Task to complete: Write each line out exactly, leaving none out.

Input:
——————

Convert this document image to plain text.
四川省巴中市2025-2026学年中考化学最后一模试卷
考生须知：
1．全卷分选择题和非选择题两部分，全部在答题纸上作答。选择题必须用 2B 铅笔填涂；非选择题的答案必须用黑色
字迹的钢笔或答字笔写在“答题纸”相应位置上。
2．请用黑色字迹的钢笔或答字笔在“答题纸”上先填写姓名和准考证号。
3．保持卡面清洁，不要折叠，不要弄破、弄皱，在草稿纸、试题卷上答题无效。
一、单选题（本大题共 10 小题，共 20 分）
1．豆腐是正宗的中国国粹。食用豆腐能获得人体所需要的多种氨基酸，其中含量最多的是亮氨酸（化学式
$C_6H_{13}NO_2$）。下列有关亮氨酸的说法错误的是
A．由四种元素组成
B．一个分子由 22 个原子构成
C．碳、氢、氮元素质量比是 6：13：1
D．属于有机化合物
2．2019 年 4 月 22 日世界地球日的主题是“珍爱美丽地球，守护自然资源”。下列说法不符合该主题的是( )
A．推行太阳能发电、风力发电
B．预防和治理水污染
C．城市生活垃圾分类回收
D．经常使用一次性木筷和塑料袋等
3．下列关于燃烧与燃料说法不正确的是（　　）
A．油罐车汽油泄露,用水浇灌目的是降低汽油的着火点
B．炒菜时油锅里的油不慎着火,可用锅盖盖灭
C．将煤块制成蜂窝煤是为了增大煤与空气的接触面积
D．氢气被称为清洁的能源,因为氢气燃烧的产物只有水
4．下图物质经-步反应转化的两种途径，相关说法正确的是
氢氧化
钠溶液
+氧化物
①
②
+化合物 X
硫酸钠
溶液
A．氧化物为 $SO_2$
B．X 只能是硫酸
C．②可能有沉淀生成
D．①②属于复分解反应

——————

Response below:
Convert this document image to plain text.
四川省巴中市2025-2026学年中考化学最后一模试卷
考生须知：
1．全卷分选择题和非选择题两部分，全部在答题纸上作答。选择题必须用 2B 铅笔填涂；非选择题的答案必须用黑色
字迹的钢笔或答字笔写在“答题纸”相应位置上。
2．请用黑色字迹的钢笔或答字笔在“答题纸”上先填写姓名和准考证号。
3．保持卡面清洁，不要折叠，不要弄破、弄皱，在草稿纸、试题卷上答题无效。
一、单选题（本大题共 10 小题，共 20 分）
1．豆腐是正宗的中国国粹。食用豆腐能获得人体所需要的多种氨基酸，其中含量最多的是亮氨酸（化学式
$C_6H_{13}NO_2$）。下列有关亮氨酸的说法错误的是
A．由四种元素组成
B．一个分子由 22 个原子构成
C．碳、氢、氮元素质量比是 6：13：1
D．属于有机化合物
2．2019 年 4 月 22 日世界地球日的主题是“珍爱美丽地球，守护自然资源”。下列说法不符合该主题的是( )
A．推行太阳能发电、风力发电
B．预防和治理水污染
C．城市生活垃圾分类回收
D．经常使用一次性木筷和塑料袋等
3．下列关于燃烧与燃料说法不正确的是（　　）
A．油罐车汽油泄露,用水浇灌目的是降低汽油的着火点
B．炒菜时油锅里的油不慎着火,可用锅盖盖灭
C．将煤块制成蜂窝煤是为了增大煤与空气的接触面积
D．氢气被称为清洁的能源,因为氢气燃烧的产物只有水
4．下图物质经-步反应转化的两种途径，相关说法正确的是
氢氧化
钠溶液
+氧化物
①
②
+化合物 X
硫酸钠
溶液
A．氧化物为 $SO_2$
B．X 只能是硫酸
C．②可能有沉淀生成
D．①②属于复分解反应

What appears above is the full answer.